> **SHORT TASK**
Pull each line holding the word "sigmoid" from the data.
━━━━━━
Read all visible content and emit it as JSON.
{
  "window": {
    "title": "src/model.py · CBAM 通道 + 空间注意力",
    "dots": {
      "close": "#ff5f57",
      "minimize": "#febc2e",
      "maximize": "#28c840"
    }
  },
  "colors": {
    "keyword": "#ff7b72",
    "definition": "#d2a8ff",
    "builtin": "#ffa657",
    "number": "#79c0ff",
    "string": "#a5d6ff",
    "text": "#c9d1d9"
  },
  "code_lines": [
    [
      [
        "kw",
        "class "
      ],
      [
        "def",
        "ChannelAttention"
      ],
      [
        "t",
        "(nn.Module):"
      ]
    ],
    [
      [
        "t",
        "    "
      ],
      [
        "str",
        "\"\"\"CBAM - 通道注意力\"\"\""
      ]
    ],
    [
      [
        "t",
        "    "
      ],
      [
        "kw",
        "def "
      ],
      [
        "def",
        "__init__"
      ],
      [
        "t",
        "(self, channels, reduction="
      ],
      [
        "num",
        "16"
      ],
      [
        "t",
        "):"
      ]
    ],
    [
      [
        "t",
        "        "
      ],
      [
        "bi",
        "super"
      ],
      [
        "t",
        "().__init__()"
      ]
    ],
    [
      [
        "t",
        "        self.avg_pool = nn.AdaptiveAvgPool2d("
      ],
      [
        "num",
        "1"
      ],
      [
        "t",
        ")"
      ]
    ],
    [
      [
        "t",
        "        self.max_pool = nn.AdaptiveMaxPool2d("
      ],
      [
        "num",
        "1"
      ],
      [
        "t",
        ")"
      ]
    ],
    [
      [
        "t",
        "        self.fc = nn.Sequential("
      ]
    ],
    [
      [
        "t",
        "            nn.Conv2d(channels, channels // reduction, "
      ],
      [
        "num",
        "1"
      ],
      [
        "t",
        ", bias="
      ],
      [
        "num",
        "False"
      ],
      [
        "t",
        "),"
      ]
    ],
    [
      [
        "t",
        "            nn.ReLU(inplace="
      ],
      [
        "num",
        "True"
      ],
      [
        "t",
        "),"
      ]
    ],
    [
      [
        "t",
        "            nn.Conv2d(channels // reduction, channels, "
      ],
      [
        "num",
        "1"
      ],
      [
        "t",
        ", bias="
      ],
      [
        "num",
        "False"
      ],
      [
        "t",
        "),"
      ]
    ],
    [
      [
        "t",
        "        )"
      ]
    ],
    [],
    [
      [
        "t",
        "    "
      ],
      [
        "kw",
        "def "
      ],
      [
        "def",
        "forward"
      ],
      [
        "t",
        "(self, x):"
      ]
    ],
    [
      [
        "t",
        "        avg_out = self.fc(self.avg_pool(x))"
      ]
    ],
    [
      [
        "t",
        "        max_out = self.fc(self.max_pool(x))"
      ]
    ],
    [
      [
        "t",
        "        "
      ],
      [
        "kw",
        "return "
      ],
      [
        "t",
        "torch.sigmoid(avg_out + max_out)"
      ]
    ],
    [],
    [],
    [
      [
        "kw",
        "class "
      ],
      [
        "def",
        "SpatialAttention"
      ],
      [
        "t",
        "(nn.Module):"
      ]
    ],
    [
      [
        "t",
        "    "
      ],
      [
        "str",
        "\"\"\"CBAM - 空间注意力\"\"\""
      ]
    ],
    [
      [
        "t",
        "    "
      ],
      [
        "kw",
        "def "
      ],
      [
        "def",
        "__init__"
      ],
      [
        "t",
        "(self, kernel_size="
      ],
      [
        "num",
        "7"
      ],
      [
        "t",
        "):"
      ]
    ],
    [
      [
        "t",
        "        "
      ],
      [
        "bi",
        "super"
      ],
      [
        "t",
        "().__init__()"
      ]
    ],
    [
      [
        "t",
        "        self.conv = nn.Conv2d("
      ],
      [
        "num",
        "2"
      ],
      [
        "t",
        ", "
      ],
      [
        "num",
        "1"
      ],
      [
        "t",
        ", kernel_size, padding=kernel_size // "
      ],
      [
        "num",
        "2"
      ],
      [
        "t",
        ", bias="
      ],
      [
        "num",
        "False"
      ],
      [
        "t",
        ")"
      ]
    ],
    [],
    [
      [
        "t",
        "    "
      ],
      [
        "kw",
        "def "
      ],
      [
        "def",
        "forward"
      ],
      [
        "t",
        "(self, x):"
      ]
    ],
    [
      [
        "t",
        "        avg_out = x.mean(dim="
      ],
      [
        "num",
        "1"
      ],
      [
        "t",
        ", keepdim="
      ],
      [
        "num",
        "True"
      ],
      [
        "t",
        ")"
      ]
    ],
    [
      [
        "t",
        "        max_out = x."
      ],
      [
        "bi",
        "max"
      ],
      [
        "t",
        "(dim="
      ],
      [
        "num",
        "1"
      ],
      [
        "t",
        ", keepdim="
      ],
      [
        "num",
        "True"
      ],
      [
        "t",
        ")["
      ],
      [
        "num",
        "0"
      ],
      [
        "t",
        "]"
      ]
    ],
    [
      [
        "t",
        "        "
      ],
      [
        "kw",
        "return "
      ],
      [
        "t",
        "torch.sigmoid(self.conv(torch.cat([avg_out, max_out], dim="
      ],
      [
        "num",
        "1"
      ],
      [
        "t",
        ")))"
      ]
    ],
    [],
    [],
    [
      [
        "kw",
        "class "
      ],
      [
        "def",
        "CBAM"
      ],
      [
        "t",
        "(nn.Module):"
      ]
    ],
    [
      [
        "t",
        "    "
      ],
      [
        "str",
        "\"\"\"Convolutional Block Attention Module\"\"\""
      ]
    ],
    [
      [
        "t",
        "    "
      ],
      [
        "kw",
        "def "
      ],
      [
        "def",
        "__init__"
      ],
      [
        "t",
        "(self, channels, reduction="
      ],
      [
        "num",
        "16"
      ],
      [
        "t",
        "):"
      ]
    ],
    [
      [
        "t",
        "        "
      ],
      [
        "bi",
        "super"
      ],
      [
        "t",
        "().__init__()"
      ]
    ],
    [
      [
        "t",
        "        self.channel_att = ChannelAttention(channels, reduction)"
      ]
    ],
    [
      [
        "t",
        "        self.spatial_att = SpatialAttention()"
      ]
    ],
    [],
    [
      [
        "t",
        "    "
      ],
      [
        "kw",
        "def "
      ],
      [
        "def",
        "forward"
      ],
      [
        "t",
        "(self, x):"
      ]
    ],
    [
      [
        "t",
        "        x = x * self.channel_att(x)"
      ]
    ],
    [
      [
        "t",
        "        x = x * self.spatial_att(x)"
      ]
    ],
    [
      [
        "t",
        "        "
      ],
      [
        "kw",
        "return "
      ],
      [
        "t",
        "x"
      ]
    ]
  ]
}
━━━━━━
> **WORKED SOLUTION**
        "torch.sigmoid(avg_out + max_out)"
        "torch.sigmoid(self.conv(torch.cat([avg_out, max_out], dim="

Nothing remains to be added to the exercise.